■ Aim ■
Scan the entries below. List each line with "chevron".

■ Data for this task ■
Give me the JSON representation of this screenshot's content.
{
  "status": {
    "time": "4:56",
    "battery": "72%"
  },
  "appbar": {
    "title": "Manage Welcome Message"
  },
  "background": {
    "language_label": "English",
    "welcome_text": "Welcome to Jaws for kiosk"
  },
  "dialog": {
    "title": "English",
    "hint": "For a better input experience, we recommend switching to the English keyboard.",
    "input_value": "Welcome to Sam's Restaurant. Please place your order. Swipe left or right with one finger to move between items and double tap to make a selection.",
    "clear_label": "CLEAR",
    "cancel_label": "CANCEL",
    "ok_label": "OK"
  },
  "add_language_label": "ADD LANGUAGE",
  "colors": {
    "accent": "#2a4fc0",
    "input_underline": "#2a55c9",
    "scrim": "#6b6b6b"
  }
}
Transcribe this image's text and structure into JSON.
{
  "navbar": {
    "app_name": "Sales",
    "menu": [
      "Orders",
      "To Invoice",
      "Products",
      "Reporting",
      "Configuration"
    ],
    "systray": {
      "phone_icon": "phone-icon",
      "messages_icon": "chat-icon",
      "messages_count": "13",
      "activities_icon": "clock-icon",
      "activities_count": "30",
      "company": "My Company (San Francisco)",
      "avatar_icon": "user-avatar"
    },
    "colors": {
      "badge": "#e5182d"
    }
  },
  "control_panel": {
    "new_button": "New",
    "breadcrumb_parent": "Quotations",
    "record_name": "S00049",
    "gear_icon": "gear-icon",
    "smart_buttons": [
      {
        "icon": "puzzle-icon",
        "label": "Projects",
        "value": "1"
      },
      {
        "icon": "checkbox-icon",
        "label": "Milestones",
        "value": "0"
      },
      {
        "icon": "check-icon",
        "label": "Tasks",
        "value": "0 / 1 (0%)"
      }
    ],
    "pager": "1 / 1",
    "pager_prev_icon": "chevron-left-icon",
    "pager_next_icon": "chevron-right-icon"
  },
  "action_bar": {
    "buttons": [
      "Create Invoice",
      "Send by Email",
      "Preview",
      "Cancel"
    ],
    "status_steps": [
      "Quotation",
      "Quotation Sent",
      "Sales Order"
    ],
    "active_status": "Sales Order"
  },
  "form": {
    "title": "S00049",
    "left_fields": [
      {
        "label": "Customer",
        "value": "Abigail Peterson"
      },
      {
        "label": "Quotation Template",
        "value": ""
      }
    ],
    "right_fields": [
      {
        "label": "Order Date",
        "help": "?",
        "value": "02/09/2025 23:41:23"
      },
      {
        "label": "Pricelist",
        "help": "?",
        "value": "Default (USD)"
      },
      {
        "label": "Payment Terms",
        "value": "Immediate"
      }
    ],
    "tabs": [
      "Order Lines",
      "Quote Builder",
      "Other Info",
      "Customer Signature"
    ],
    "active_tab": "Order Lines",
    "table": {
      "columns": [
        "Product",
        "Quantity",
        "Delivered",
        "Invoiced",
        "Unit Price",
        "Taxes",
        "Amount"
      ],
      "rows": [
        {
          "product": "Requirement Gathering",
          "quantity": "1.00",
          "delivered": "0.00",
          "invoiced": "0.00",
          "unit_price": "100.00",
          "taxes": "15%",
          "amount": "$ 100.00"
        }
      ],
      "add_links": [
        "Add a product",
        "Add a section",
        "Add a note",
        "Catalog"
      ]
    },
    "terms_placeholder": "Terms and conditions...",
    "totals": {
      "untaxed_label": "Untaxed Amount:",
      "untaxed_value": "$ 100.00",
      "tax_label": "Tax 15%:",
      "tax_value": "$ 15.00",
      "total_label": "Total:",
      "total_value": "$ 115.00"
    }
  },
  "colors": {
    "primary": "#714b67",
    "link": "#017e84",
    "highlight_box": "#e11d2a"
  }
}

■ Answer for the task ■
    "pager_prev_icon": "chevron-left-icon",
    "pager_next_icon": "chevron-right-icon"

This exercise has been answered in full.